* **Challenge**:
Swap "Standard of Living Index" for "Quality of Life Index" in the part that opens with the line containing "legend-low-label: Low bbox=[865, 658, 906, 683]" and closes with the line containing "Localize all elements.". Give back only those lines, with nothing else altered.

---------------

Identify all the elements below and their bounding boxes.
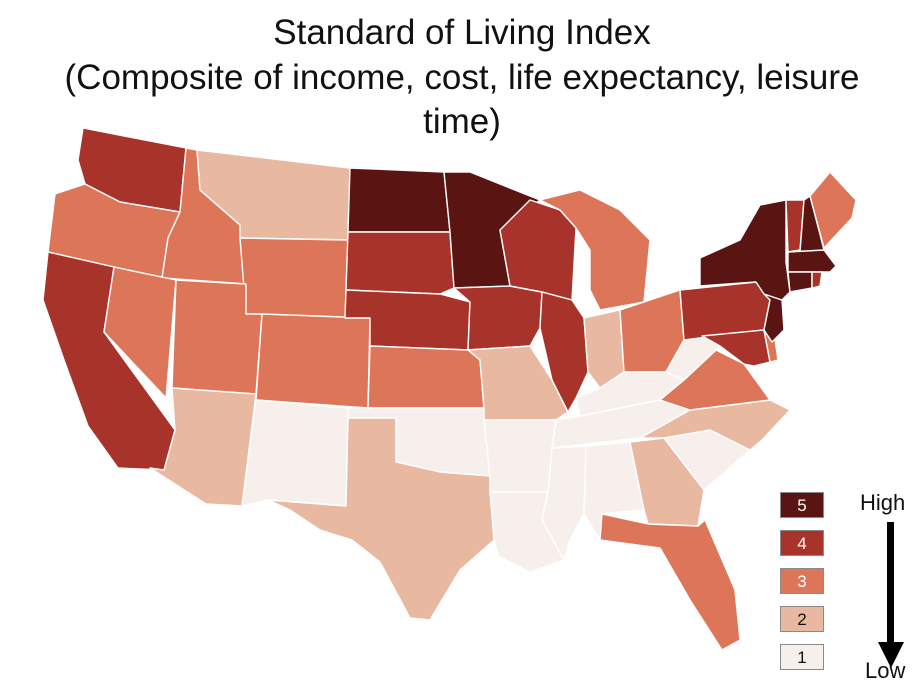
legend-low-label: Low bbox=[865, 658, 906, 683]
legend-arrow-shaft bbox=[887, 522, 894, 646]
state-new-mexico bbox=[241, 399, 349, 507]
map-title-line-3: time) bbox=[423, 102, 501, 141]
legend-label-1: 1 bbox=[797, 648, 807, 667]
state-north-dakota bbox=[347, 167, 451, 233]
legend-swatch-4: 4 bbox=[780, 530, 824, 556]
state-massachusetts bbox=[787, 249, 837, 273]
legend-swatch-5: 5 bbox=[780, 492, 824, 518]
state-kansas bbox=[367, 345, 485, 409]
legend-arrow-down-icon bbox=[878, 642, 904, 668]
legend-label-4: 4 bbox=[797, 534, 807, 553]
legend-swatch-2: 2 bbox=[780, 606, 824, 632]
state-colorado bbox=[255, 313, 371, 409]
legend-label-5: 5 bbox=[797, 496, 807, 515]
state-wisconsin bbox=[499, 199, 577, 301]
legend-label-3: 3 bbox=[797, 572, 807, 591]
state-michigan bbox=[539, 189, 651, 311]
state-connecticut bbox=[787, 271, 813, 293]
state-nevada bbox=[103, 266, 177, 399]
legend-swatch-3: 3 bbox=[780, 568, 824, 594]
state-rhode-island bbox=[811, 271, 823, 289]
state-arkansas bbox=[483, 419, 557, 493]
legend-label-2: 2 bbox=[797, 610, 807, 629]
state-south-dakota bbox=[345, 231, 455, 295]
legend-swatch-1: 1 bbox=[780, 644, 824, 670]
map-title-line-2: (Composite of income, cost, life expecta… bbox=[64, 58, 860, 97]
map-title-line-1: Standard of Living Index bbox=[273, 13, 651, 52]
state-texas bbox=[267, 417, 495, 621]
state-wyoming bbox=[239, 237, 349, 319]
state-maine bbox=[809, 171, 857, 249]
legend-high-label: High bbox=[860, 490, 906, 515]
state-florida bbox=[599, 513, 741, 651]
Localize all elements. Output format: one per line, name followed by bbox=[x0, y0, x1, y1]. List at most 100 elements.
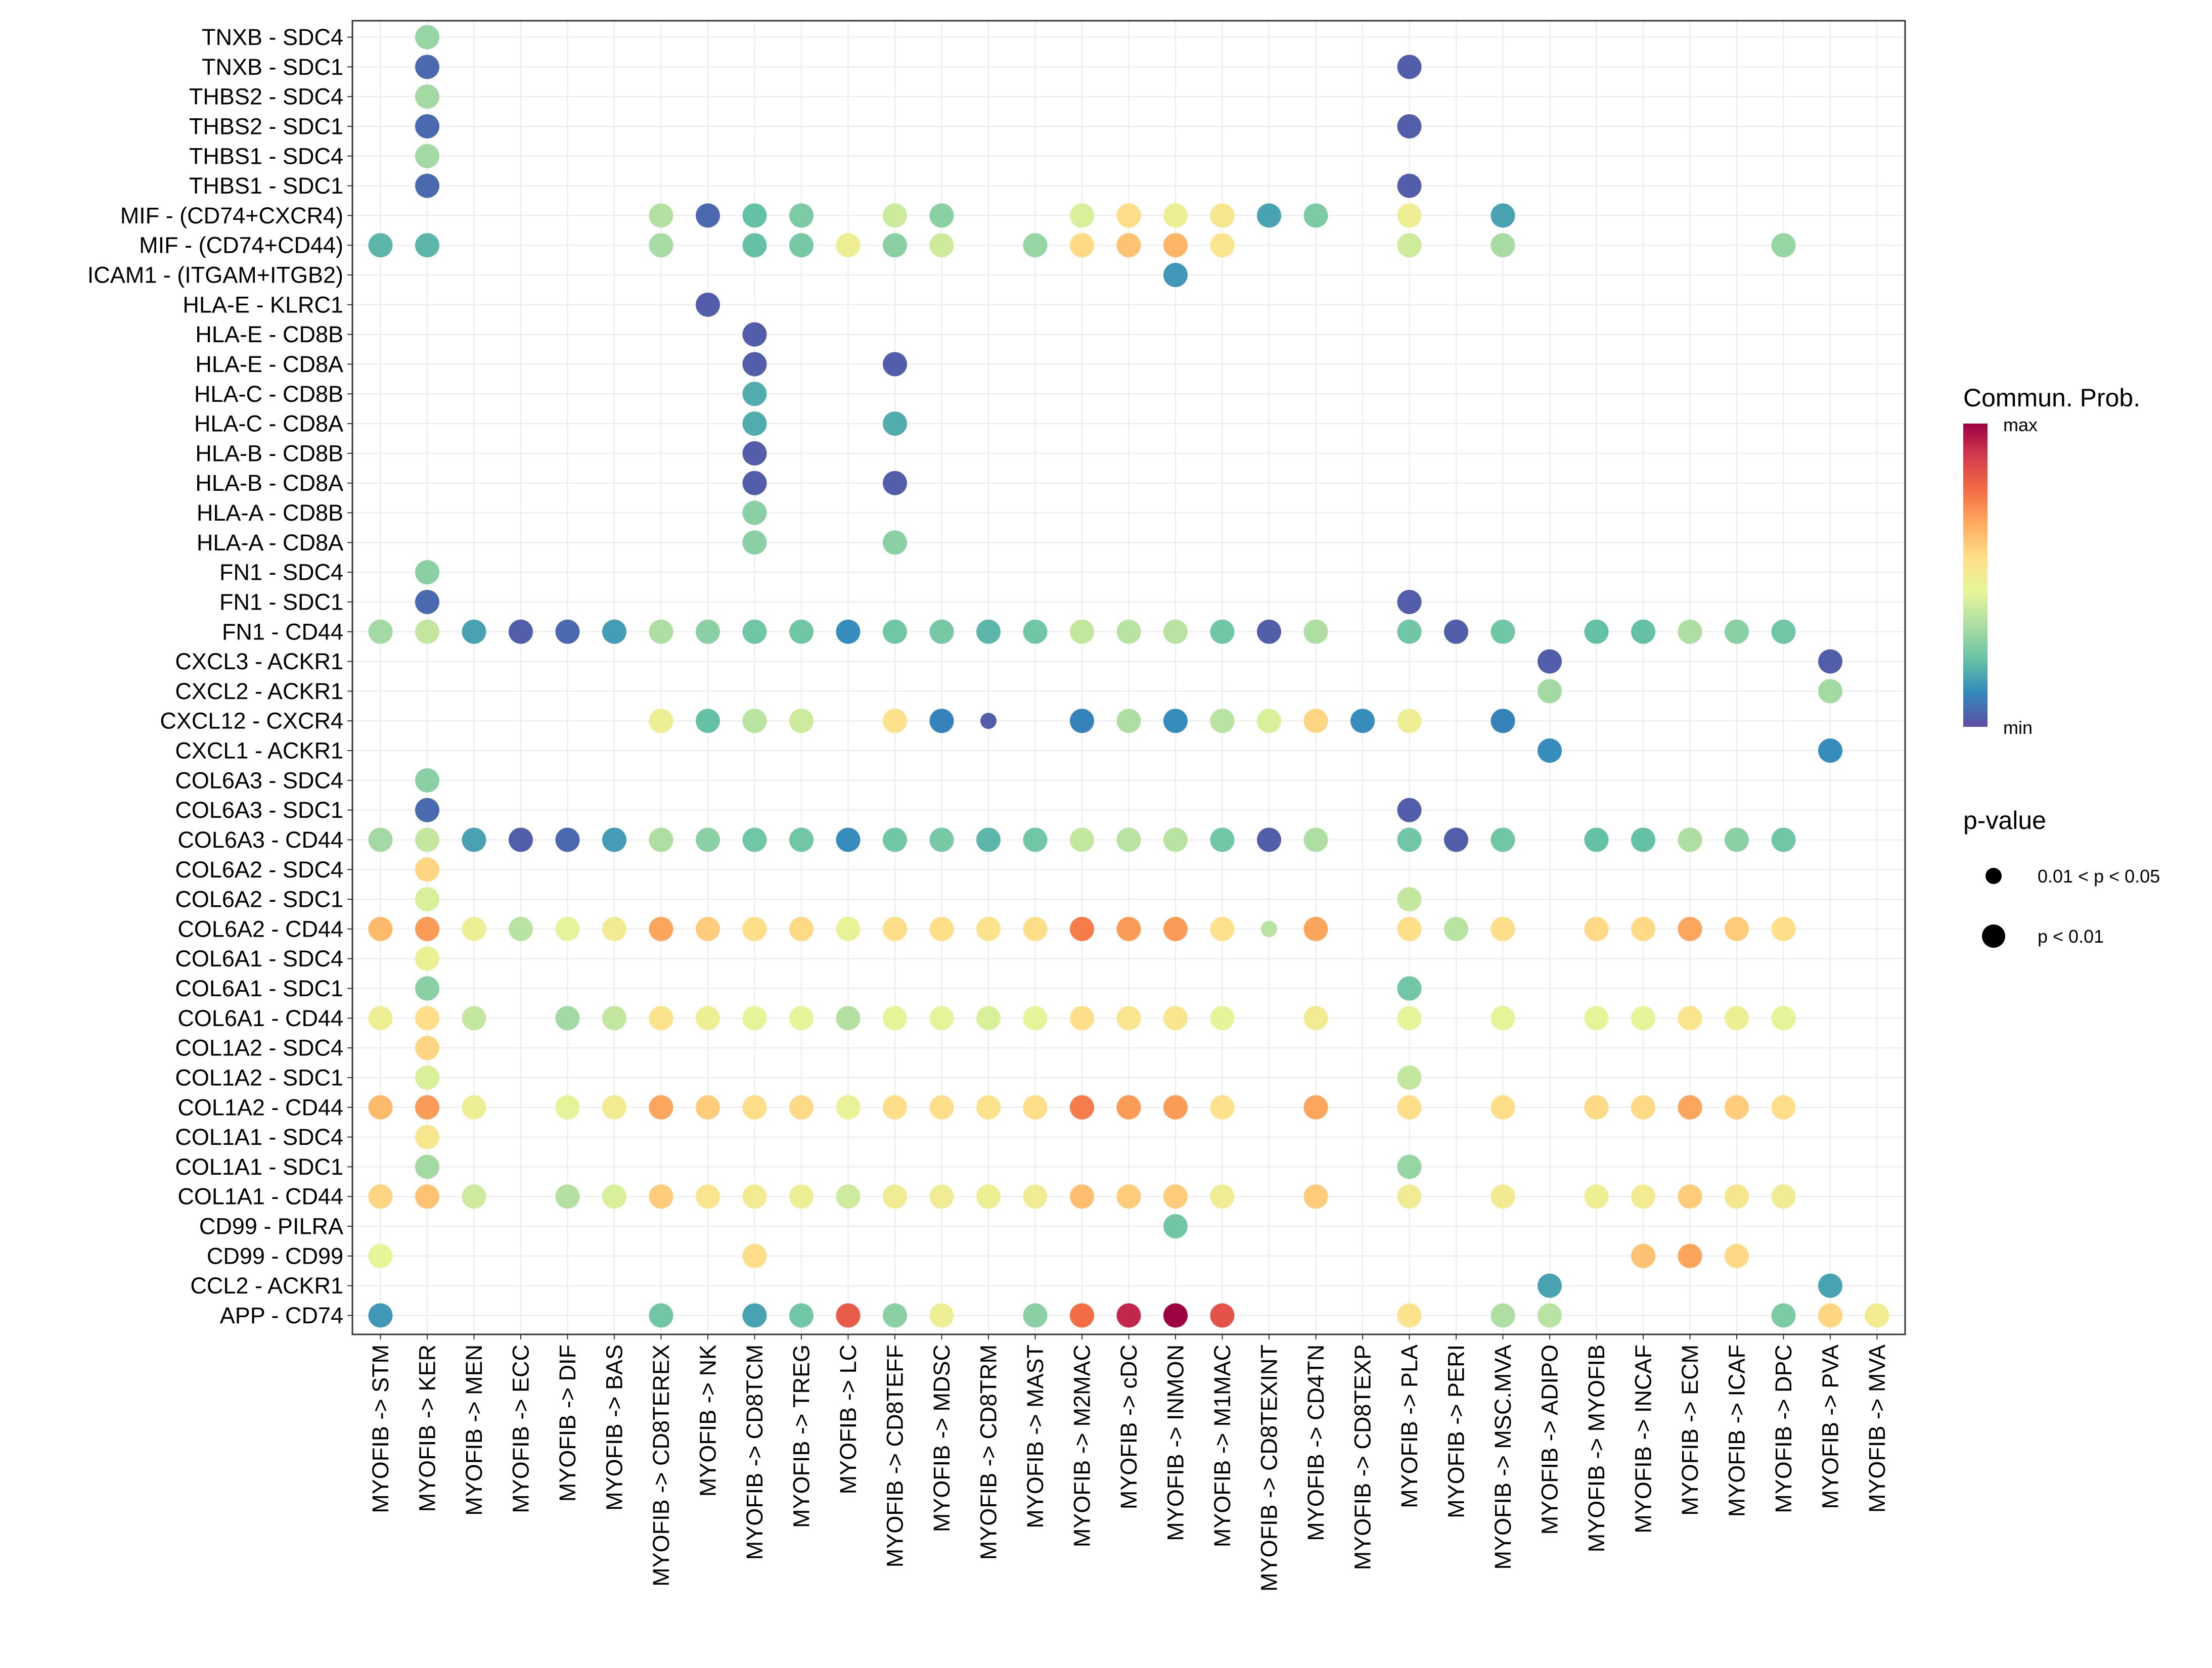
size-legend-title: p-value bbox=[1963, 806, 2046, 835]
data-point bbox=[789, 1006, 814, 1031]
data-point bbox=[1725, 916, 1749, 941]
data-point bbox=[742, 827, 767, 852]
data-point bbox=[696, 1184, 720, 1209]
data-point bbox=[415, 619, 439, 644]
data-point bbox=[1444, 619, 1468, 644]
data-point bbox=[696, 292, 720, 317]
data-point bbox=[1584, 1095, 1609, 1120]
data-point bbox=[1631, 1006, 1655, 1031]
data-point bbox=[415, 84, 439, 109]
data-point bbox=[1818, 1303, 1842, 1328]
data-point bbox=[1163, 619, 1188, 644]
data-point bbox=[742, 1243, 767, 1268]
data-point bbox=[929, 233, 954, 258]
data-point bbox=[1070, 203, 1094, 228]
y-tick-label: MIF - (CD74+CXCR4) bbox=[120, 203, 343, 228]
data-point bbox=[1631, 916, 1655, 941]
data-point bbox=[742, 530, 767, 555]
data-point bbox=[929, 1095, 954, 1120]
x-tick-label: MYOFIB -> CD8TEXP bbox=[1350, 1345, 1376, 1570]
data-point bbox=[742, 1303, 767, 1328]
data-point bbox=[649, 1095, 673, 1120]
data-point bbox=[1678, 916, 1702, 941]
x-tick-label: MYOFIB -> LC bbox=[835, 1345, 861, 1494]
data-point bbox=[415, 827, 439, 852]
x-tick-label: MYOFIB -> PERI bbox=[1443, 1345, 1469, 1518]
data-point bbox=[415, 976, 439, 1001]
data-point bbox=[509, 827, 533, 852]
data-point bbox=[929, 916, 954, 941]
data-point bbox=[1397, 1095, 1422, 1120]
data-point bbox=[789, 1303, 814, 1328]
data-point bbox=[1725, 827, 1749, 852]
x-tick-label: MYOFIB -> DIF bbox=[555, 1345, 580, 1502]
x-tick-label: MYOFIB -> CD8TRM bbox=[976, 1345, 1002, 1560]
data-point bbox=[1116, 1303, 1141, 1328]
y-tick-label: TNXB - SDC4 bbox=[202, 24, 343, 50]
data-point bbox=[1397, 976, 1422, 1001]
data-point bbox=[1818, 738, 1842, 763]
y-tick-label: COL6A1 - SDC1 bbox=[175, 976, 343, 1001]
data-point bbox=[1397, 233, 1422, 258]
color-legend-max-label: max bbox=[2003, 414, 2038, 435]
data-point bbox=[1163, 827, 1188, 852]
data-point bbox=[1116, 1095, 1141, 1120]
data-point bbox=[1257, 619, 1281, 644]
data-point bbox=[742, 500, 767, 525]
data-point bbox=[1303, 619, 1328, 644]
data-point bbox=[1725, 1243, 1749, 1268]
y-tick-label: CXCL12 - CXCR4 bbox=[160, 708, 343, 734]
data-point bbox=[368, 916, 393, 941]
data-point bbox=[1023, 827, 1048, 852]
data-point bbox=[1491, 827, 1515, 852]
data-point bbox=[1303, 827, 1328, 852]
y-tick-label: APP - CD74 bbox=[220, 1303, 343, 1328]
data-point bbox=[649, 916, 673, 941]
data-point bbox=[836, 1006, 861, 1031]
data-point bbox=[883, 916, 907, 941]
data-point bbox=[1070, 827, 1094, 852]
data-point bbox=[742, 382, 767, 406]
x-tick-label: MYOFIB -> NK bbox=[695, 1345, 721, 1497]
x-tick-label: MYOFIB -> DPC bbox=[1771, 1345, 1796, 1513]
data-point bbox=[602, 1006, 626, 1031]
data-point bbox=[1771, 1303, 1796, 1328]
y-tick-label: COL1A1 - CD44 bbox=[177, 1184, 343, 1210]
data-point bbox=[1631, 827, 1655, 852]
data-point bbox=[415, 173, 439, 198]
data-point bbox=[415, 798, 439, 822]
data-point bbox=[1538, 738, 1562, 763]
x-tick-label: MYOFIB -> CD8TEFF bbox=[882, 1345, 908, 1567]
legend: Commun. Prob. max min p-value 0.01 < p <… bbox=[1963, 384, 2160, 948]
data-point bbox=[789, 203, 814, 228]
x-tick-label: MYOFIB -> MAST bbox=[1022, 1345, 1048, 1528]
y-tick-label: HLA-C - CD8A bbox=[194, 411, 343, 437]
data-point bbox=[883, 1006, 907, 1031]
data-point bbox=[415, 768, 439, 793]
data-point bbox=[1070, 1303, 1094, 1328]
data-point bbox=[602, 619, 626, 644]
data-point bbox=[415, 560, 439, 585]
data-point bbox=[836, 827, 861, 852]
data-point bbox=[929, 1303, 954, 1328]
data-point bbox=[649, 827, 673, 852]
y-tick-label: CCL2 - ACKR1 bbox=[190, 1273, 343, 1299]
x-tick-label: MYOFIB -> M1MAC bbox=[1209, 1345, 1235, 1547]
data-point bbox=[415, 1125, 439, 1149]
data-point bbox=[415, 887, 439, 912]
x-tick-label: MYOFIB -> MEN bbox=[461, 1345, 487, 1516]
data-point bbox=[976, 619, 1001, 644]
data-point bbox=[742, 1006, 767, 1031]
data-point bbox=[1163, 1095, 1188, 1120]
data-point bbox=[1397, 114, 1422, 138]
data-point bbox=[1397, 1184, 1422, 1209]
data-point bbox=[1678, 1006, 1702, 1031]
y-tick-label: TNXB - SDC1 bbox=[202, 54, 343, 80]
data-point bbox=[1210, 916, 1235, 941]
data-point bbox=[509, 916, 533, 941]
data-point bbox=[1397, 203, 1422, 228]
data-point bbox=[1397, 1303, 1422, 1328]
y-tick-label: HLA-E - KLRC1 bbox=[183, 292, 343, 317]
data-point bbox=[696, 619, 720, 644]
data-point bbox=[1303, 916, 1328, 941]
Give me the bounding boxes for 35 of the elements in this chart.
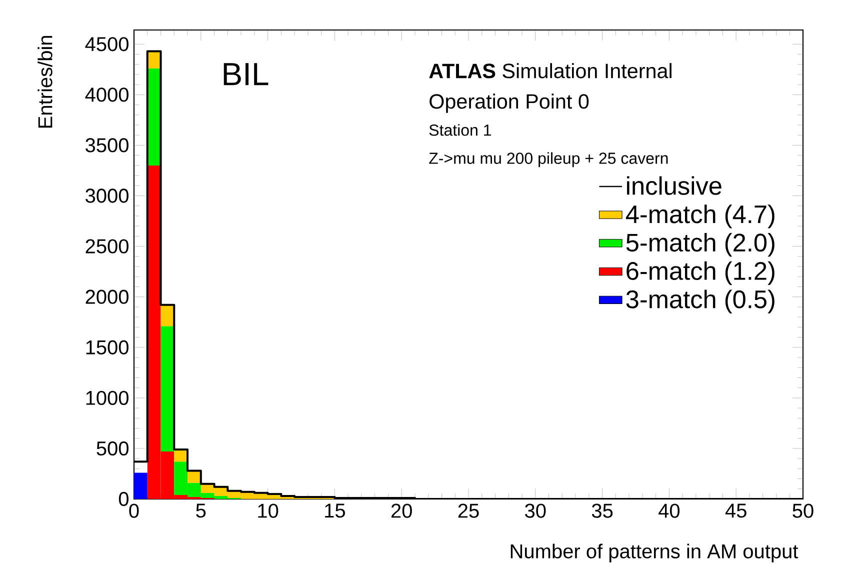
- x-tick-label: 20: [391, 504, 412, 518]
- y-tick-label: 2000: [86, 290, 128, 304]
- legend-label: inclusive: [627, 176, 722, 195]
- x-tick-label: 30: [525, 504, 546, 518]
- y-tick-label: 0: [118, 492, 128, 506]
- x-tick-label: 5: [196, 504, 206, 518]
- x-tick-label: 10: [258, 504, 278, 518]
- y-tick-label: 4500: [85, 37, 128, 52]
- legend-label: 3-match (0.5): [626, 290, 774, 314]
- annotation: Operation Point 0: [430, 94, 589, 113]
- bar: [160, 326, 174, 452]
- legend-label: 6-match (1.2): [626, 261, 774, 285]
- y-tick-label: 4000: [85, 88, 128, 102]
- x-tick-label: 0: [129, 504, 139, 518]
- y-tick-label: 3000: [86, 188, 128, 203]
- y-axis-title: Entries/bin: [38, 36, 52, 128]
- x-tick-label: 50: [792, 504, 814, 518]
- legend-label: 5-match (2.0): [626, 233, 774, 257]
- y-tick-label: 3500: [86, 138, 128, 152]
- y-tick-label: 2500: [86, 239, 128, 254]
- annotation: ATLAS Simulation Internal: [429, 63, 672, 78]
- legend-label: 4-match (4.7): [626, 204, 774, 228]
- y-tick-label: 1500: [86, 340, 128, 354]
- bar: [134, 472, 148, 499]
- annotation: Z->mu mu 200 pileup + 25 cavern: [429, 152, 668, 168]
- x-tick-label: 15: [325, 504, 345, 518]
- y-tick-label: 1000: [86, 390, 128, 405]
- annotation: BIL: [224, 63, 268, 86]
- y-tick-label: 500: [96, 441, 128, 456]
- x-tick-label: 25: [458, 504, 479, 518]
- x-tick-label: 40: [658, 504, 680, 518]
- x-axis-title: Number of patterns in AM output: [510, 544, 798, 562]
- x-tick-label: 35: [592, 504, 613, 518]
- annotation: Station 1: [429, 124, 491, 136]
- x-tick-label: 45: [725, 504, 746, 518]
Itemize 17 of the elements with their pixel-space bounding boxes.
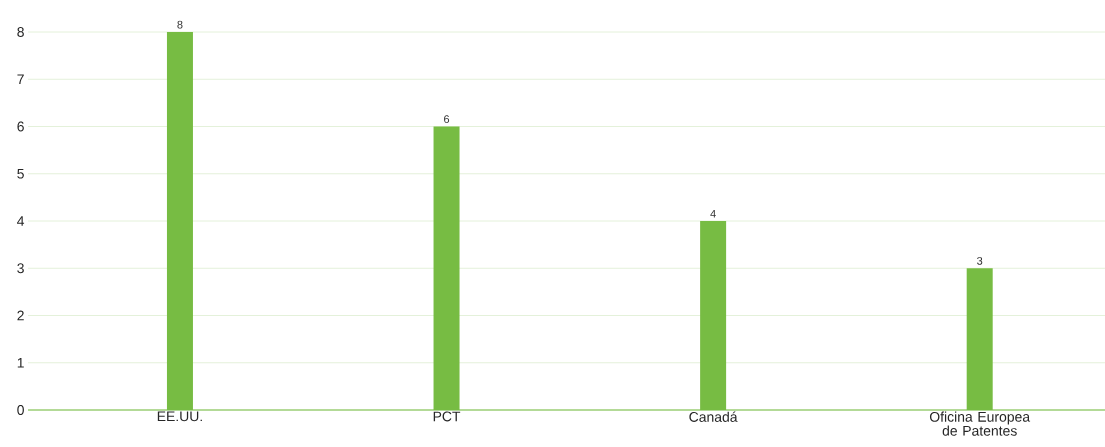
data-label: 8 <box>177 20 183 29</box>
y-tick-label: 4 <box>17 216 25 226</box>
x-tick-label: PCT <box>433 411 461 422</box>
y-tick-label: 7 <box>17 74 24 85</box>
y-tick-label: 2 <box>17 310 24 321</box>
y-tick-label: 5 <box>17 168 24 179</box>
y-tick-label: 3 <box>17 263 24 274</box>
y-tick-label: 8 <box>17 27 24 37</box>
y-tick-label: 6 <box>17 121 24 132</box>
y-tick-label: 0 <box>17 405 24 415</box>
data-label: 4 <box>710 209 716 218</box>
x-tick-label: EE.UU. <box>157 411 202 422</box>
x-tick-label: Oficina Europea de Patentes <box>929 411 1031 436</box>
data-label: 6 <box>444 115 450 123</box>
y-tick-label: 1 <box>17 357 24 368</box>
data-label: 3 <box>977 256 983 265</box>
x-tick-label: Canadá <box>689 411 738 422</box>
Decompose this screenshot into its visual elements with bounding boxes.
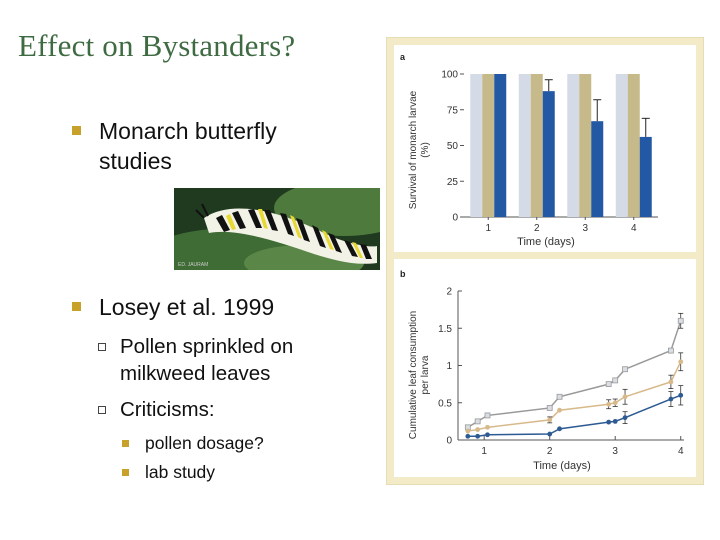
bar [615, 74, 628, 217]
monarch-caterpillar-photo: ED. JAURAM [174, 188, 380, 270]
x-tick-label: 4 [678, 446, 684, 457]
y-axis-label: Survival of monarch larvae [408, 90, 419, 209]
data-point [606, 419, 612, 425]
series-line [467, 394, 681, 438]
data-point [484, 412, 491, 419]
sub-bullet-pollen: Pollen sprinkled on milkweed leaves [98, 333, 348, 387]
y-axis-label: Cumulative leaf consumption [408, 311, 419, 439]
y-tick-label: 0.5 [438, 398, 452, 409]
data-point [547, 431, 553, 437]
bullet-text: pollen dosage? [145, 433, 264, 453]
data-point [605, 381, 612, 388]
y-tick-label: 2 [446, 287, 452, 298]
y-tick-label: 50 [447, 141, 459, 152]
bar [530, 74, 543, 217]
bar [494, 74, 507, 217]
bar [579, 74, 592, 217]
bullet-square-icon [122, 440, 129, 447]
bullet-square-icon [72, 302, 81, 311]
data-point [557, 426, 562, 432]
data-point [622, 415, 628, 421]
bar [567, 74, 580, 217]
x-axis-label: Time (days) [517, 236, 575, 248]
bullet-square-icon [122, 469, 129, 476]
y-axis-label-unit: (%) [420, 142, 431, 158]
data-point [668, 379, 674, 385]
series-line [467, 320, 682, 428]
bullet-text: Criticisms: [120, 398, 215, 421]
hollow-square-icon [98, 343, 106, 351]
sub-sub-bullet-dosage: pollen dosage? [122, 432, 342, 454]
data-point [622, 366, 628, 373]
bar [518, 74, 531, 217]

---------------

* **Exercise solution**:
legend-low-label: Low bbox=[865, 658, 906, 683]
legend-arrow-shaft bbox=[887, 522, 894, 646]
state-new-mexico bbox=[241, 399, 349, 507]
map-title-line-3: time) bbox=[423, 102, 501, 141]
legend-label-1: 1 bbox=[797, 648, 807, 667]
state-north-dakota bbox=[347, 167, 451, 233]
legend-swatch-4: 4 bbox=[780, 530, 824, 556]
state-massachusetts bbox=[787, 249, 837, 273]
legend-swatch-5: 5 bbox=[780, 492, 824, 518]
state-kansas bbox=[367, 345, 485, 409]
legend-arrow-down-icon bbox=[878, 642, 904, 668]
legend-label-4: 4 bbox=[797, 534, 807, 553]
legend-swatch-2: 2 bbox=[780, 606, 824, 632]
state-colorado bbox=[255, 313, 371, 409]
legend-label-5: 5 bbox=[797, 496, 807, 515]
state-wisconsin bbox=[499, 199, 577, 301]
legend-label-3: 3 bbox=[797, 572, 807, 591]
state-michigan bbox=[539, 189, 651, 311]
state-connecticut bbox=[787, 271, 813, 293]
state-nevada bbox=[103, 266, 177, 399]
legend-swatch-3: 3 bbox=[780, 568, 824, 594]
state-rhode-island bbox=[811, 271, 823, 289]
state-arkansas bbox=[483, 419, 557, 493]
legend-label-2: 2 bbox=[797, 610, 807, 629]
state-south-dakota bbox=[345, 231, 455, 295]
legend-swatch-1: 1 bbox=[780, 644, 824, 670]
map-title-line-2: (Composite of income, cost, life expecta… bbox=[64, 58, 860, 97]
map-title-line-1: Quality of Life Index bbox=[273, 13, 651, 52]
state-texas bbox=[267, 417, 495, 621]
state-wyoming bbox=[239, 237, 349, 319]
state-maine bbox=[809, 171, 857, 249]
legend-high-label: High bbox=[860, 490, 906, 515]
state-florida bbox=[599, 513, 741, 651]
Localize all elements. Output format: one per line, name followed by bbox=[x0, y0, x1, y1]. List at most 100 elements.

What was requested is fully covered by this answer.